╭──
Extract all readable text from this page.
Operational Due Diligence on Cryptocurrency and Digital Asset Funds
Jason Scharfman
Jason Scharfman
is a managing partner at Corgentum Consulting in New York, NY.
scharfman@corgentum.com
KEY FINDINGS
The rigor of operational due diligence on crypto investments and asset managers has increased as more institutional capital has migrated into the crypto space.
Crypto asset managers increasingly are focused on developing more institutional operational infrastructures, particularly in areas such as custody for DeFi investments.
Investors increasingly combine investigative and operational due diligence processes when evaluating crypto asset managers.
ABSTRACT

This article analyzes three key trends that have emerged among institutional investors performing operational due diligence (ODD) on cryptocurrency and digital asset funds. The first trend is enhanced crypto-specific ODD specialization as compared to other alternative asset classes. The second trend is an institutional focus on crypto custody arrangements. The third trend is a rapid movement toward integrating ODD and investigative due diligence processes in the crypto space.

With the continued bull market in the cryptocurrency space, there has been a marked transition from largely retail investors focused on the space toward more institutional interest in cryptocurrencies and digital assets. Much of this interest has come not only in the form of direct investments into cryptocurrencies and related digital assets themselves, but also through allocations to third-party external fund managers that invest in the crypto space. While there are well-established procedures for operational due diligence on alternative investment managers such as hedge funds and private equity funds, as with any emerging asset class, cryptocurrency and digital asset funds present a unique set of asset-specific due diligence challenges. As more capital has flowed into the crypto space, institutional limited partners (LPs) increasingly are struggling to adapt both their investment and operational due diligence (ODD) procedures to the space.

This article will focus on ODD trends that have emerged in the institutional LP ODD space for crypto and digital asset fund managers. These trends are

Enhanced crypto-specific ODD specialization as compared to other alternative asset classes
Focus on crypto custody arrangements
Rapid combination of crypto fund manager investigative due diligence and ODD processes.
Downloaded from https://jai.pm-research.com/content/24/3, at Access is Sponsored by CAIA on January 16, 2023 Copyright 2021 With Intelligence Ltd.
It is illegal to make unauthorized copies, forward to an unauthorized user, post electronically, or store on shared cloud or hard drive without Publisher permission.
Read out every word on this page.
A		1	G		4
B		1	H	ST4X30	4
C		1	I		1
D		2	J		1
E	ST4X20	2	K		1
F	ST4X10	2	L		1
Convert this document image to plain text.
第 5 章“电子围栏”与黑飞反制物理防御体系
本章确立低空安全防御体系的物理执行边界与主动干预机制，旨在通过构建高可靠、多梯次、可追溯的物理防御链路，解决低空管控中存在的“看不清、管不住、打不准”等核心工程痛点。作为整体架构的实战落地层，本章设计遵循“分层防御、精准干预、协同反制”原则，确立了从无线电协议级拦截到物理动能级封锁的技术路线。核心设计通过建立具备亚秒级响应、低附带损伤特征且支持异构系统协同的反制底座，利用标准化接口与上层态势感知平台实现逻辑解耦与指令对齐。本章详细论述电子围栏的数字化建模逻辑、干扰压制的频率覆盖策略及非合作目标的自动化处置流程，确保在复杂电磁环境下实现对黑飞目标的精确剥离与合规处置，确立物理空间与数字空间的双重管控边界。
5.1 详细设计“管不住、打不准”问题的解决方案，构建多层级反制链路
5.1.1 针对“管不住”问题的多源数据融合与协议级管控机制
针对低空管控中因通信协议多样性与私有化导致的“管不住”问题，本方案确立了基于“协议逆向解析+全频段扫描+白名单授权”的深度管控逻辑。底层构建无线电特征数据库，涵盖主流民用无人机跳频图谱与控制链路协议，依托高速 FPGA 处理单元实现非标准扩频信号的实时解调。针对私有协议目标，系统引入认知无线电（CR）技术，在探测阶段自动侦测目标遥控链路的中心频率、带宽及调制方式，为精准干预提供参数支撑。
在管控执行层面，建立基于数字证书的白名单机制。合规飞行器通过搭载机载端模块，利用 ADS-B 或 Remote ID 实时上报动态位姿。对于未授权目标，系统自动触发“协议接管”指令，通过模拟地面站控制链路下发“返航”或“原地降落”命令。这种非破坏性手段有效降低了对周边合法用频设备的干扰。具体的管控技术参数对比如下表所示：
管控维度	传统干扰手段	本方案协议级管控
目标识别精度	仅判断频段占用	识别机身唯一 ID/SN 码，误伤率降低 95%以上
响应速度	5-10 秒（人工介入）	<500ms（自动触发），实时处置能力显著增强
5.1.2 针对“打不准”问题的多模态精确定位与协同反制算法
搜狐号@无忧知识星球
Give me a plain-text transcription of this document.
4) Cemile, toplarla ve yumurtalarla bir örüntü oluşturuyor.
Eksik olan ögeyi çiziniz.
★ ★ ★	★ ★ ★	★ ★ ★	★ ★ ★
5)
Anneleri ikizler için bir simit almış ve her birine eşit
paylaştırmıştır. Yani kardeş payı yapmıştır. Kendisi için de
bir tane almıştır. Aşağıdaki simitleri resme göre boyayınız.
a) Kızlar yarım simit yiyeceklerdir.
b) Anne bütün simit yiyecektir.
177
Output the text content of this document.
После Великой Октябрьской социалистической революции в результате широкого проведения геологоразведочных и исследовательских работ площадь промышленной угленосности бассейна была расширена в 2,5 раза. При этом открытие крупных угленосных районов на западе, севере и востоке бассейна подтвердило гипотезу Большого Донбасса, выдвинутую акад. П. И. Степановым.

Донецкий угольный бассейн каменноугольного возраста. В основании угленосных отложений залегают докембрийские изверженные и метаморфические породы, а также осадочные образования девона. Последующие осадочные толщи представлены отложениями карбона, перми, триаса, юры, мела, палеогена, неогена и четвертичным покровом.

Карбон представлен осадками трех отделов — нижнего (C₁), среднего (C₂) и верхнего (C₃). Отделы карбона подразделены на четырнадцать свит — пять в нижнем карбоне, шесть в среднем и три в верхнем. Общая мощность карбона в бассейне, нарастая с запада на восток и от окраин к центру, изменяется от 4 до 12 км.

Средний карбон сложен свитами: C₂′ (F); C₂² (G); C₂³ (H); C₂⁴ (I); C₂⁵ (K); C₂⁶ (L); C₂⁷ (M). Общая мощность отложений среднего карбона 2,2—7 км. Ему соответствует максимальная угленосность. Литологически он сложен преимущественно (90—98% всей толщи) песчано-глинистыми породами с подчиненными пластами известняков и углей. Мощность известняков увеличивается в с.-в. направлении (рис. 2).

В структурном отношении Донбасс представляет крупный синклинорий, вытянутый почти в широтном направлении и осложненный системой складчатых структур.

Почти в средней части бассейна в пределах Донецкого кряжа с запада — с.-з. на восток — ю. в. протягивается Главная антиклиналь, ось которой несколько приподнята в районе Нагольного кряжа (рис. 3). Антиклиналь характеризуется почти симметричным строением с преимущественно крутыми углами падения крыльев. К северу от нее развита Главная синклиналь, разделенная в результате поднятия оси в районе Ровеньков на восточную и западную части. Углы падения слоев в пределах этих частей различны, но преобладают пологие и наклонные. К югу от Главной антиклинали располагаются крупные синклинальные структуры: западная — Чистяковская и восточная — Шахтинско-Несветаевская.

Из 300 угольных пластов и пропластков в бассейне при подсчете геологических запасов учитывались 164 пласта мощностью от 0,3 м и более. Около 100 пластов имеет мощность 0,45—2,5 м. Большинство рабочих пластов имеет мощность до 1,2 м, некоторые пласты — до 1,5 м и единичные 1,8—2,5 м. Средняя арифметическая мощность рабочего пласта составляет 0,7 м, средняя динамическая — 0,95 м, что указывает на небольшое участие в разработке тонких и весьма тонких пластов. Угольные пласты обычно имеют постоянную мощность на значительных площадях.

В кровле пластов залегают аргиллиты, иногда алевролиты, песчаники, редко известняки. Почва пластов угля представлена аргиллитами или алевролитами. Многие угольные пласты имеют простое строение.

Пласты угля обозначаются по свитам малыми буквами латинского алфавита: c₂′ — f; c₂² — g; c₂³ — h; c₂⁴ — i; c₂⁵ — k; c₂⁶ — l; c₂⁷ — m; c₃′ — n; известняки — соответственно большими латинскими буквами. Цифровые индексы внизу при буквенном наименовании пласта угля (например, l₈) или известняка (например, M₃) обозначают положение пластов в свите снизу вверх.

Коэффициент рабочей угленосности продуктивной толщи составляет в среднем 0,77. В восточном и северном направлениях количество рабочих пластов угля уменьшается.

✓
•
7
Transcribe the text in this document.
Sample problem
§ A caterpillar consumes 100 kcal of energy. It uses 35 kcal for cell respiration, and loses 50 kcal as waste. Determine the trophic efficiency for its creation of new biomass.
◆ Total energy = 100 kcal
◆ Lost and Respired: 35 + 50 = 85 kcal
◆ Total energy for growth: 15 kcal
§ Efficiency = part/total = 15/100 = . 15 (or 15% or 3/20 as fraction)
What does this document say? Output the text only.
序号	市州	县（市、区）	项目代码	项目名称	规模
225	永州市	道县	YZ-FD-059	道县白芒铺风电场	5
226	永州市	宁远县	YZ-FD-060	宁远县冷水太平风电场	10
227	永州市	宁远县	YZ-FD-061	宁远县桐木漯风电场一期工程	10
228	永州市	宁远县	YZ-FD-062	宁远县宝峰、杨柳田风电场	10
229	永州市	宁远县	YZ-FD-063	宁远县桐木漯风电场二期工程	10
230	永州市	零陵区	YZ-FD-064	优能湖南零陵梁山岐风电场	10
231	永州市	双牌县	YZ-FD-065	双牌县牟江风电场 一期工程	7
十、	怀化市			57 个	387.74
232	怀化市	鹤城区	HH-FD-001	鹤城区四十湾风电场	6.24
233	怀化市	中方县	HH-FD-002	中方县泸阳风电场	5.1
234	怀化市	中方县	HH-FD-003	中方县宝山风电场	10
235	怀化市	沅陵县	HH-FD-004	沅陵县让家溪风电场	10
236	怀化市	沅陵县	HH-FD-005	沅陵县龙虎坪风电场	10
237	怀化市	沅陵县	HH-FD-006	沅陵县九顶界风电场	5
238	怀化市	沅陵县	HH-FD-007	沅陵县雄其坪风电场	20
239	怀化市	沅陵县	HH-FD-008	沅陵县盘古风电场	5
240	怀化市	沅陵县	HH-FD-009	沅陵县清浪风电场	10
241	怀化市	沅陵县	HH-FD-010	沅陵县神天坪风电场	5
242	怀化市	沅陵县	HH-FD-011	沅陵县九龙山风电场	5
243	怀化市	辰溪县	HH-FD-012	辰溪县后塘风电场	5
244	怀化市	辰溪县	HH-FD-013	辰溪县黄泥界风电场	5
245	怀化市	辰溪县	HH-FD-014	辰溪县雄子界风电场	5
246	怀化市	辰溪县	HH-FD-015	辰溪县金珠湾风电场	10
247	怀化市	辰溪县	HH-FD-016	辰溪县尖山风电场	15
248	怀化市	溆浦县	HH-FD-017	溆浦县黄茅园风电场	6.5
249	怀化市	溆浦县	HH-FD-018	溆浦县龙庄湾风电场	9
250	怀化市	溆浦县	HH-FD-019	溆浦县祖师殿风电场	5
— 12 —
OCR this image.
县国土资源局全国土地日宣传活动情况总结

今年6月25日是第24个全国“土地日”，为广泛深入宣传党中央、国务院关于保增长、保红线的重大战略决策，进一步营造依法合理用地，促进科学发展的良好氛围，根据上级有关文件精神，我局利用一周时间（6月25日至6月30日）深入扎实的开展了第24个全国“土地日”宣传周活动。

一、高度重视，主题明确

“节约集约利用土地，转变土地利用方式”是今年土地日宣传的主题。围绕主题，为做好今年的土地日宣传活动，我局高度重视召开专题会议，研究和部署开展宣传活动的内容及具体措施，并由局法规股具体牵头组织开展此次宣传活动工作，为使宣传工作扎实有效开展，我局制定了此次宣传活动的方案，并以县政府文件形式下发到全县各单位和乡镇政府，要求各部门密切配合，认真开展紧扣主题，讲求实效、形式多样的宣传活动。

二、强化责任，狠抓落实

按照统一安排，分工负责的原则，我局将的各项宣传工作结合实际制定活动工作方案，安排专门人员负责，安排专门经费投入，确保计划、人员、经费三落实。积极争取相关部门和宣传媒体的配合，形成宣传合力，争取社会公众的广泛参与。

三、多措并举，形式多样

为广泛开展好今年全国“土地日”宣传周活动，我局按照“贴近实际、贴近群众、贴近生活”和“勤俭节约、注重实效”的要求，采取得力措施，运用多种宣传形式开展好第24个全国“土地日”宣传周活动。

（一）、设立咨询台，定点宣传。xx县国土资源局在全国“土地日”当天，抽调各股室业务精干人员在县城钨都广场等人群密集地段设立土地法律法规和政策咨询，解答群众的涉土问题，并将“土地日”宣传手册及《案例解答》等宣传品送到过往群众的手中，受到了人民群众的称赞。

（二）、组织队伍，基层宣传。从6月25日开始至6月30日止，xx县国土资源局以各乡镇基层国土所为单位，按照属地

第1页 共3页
╰──
**INSTRUCTIONS TO FOLLOW:** Each line above that includes "карбона" should be shown.

**FINISHED EXERCISE:**
Донецкий угольный бассейн каменноугольного возраста. В основании угленосных отложений залегают докембрийские изверженные и метаморфические породы, а также осадочные образования девона. Последующие осадочные толщи представлены отложениями карбона, перми, триаса, юры, мела, палеогена, неогена и четвертичным покровом.
Карбон представлен осадками трех отделов — нижнего (C₁), среднего (C₂) и верхнего (C₃). Отделы карбона подразделены на четырнадцать свит — пять в нижнем карбоне, шесть в среднем и три в верхнем. Общая мощность карбона в бассейне, нарастая с запада на восток и от окраин к центру, изменяется от 4 до 12 км.
Средний карбон сложен свитами: C₂′ (F); C₂² (G); C₂³ (H); C₂⁴ (I); C₂⁵ (K); C₂⁶ (L); C₂⁷ (M). Общая мощность отложений среднего карбона 2,2—7 км. Ему соответствует максимальная угленосность. Литологически он сложен преимущественно (90—98% всей толщи) песчано-глинистыми породами с подчиненными пластами известняков и углей. Мощность известняков увеличивается в с.-в. направлении (рис. 2).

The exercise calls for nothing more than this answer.